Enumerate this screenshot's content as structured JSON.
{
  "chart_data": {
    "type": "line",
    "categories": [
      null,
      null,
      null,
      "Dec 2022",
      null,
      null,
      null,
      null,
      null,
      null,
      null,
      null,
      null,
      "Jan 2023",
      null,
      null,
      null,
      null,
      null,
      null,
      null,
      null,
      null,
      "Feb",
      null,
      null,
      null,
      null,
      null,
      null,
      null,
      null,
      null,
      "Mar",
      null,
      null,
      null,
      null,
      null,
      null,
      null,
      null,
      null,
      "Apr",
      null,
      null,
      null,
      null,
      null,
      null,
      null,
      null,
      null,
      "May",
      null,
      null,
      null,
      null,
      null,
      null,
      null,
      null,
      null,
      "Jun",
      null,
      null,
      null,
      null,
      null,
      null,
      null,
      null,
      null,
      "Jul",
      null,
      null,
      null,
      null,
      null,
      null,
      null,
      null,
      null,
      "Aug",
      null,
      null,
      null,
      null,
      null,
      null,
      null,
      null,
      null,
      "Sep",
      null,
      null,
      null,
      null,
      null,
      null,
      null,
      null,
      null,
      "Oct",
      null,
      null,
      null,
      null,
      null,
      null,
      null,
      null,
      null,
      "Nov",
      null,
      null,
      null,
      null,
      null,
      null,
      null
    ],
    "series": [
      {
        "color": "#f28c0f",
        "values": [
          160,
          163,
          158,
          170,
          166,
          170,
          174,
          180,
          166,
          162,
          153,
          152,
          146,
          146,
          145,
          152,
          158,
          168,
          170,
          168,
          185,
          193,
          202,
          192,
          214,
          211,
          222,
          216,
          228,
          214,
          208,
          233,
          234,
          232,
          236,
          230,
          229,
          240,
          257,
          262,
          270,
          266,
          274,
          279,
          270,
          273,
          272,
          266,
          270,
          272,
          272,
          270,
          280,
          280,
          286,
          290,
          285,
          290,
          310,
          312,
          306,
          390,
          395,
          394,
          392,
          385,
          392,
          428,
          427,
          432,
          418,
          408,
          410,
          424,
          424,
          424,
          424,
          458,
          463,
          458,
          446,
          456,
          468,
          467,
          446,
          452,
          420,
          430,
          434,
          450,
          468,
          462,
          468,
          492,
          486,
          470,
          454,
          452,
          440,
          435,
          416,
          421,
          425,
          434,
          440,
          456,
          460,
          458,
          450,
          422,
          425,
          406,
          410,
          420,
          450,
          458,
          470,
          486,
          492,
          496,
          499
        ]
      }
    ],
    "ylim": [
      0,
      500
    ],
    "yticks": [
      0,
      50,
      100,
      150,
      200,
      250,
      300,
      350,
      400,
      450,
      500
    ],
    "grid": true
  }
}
------
== WHAT IS BEING ASKED ==
Write the entire listing out again, word for word.

== FINISHED ANSWER ==
Enumerate this screenshot's content as structured JSON.
{
  "chart_data": {
    "type": "line",
    "categories": [
      null,
      null,
      null,
      "Dec 2022",
      null,
      null,
      null,
      null,
      null,
      null,
      null,
      null,
      null,
      "Jan 2023",
      null,
      null,
      null,
      null,
      null,
      null,
      null,
      null,
      null,
      "Feb",
      null,
      null,
      null,
      null,
      null,
      null,
      null,
      null,
      null,
      "Mar",
      null,
      null,
      null,
      null,
      null,
      null,
      null,
      null,
      null,
      "Apr",
      null,
      null,
      null,
      null,
      null,
      null,
      null,
      null,
      null,
      "May",
      null,
      null,
      null,
      null,
      null,
      null,
      null,
      null,
      null,
      "Jun",
      null,
      null,
      null,
      null,
      null,
      null,
      null,
      null,
      null,
      "Jul",
      null,
      null,
      null,
      null,
      null,
      null,
      null,
      null,
      null,
      "Aug",
      null,
      null,
      null,
      null,
      null,
      null,
      null,
      null,
      null,
      "Sep",
      null,
      null,
      null,
      null,
      null,
      null,
      null,
      null,
      null,
      "Oct",
      null,
      null,
      null,
      null,
      null,
      null,
      null,
      null,
      null,
      "Nov",
      null,
      null,
      null,
      null,
      null,
      null,
      null
    ],
    "series": [
      {
        "color": "#f28c0f",
        "values": [
          160,
          163,
          158,
          170,
          166,
          170,
          174,
          180,
          166,
          162,
          153,
          152,
          146,
          146,
          145,
          152,
          158,
          168,
          170,
          168,
          185,
          193,
          202,
          192,
          214,
          211,
          222,
          216,
          228,
          214,
          208,
          233,
          234,
          232,
          236,
          230,
          229,
          240,
          257,
          262,
          270,
          266,
          274,
          279,
          270,
          273,
          272,
          266,
          270,
          272,
          272,
          270,
          280,
          280,
          286,
          290,
          285,
          290,
          310,
          312,
          306,
          390,
          395,
          394,
          392,
          385,
          392,
          428,
          427,
          432,
          418,
          408,
          410,
          424,
          424,
          424,
          424,
          458,
          463,
          458,
          446,
          456,
          468,
          467,
          446,
          452,
          420,
          430,
          434,
          450,
          468,
          462,
          468,
          492,
          486,
          470,
          454,
          452,
          440,
          435,
          416,
          421,
          425,
          434,
          440,
          456,
          460,
          458,
          450,
          422,
          425,
          406,
          410,
          420,
          450,
          458,
          470,
          486,
          492,
          496,
          499
        ]
      }
    ],
    "ylim": [
      0,
      500
    ],
    "yticks": [
      0,
      50,
      100,
      150,
      200,
      250,
      300,
      350,
      400,
      450,
      500
    ],
    "grid": true
  }
}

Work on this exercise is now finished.